Recopiez à l'identique les lignes des enregistrements ci-dessous, depuis la toute première jusqu'à la ligne contenant "option-3-marker: ③ xyxy=(150,1085,176,1118)", cette dernière incluse.
--- Données fournies ---
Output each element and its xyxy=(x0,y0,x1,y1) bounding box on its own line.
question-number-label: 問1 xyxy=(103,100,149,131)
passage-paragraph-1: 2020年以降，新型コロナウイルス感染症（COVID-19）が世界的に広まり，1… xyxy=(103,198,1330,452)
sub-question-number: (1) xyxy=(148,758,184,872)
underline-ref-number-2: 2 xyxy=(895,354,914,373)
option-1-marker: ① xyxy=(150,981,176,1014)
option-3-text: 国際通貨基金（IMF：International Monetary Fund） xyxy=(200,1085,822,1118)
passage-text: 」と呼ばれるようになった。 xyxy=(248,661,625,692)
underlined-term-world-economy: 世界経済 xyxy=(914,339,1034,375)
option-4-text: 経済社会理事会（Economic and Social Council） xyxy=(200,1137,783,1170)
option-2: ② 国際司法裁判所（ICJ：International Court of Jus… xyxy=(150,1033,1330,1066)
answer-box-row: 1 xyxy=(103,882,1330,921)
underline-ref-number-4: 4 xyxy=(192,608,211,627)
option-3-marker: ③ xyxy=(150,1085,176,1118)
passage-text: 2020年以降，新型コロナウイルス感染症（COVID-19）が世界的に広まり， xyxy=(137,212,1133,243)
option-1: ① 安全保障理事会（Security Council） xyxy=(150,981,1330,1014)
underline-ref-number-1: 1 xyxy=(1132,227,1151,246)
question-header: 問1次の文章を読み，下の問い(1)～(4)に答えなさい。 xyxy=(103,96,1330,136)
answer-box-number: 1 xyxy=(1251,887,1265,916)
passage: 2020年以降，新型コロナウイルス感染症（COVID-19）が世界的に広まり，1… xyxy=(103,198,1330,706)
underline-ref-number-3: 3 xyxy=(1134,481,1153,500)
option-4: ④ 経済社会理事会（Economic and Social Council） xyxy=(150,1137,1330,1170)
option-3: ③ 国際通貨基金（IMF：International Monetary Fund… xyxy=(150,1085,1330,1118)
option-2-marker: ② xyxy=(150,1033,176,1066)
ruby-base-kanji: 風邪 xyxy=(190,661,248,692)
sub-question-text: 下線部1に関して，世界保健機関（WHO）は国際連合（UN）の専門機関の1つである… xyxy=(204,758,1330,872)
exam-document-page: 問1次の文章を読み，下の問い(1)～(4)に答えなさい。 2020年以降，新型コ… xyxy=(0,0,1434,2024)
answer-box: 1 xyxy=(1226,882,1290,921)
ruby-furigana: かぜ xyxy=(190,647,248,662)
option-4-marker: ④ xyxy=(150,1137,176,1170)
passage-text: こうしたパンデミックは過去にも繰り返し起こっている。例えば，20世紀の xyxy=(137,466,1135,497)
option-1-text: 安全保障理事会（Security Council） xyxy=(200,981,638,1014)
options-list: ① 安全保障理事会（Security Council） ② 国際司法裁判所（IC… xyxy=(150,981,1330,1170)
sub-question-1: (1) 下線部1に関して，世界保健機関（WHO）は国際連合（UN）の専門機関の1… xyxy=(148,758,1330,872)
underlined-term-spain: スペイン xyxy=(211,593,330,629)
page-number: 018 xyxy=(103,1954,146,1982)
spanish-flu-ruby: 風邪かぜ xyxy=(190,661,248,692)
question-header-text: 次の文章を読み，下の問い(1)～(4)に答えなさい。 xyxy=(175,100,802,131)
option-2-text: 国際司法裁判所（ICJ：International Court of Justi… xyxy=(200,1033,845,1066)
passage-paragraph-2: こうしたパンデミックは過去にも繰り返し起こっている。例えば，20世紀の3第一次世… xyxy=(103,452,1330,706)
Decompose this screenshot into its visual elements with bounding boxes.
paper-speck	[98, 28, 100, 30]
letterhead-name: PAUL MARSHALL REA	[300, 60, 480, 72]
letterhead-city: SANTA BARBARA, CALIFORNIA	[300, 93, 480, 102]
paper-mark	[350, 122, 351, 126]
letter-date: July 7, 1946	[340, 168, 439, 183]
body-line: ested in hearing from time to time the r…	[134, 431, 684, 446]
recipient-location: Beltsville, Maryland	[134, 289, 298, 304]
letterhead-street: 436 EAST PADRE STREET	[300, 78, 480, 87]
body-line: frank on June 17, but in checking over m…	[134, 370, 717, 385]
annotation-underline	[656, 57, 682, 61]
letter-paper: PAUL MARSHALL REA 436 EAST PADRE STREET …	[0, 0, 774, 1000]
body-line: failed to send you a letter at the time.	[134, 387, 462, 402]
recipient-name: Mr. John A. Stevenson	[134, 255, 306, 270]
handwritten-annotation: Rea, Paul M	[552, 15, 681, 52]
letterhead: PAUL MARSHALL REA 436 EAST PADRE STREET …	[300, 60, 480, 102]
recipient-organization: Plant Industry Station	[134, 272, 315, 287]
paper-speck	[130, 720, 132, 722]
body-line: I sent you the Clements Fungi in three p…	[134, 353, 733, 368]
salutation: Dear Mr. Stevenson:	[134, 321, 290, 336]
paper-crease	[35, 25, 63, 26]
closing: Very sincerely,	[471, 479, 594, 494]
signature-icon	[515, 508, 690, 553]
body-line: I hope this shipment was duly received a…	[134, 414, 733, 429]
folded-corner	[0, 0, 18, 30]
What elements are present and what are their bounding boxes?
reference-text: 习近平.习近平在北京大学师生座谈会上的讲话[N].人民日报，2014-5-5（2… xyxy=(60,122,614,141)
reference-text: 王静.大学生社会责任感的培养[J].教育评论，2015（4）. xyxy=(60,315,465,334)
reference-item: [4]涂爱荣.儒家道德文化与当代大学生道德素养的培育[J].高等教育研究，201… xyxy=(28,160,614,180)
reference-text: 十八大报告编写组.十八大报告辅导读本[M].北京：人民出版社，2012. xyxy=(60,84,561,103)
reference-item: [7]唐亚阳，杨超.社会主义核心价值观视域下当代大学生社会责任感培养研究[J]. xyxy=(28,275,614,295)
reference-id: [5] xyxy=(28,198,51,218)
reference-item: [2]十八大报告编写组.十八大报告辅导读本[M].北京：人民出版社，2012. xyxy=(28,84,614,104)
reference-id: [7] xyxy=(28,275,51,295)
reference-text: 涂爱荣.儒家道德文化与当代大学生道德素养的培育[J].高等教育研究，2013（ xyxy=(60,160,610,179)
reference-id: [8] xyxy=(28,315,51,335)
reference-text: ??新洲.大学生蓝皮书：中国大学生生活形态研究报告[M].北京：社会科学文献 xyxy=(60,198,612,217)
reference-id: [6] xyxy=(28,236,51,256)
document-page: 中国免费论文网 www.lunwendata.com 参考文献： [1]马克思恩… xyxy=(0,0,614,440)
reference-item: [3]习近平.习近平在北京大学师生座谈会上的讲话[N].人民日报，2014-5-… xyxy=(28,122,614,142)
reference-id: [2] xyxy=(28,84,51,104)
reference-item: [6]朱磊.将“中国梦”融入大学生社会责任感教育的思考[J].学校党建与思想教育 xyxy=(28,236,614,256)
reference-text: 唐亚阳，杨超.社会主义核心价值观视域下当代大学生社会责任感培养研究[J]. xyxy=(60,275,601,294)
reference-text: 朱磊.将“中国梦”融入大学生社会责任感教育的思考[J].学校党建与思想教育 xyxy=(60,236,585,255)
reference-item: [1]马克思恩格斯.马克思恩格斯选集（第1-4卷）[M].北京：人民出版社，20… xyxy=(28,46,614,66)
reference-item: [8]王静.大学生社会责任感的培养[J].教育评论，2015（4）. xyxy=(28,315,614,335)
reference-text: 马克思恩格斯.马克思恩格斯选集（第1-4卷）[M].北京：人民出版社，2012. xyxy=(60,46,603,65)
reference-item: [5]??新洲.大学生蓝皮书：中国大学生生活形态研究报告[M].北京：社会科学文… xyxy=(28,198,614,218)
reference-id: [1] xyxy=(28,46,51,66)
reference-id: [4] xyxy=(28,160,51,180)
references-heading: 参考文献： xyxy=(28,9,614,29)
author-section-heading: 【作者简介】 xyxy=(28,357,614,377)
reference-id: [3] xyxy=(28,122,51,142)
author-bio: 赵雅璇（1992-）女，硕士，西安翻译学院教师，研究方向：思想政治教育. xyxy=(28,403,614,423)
---
La réponse:
Output each element and its xyxy=(x0,y0,x1,y1) bounding box on its own line.
question-number-label: 問1 xyxy=(103,100,149,131)
passage-paragraph-1: 2020年以降，新型コロナウイルス感染症（COVID-19）が世界的に広まり，1… xyxy=(103,198,1330,452)
sub-question-number: (1) xyxy=(148,758,184,872)
underline-ref-number-2: 2 xyxy=(895,354,914,373)
option-1-marker: ① xyxy=(150,981,176,1014)
option-3-text: 国際通貨基金（IMF：International Monetary Fund） xyxy=(200,1085,822,1118)
passage-text: 」と呼ばれるようになった。 xyxy=(248,661,625,692)
underlined-term-world-economy: 世界経済 xyxy=(914,339,1034,375)
option-4-text: 経済社会理事会（Economic and Social Council） xyxy=(200,1137,783,1170)
option-2: ② 国際司法裁判所（ICJ：International Court of Jus… xyxy=(150,1033,1330,1066)
answer-box-row: 1 xyxy=(103,882,1330,921)
underline-ref-number-4: 4 xyxy=(192,608,211,627)
option-3-marker: ③ xyxy=(150,1085,176,1118)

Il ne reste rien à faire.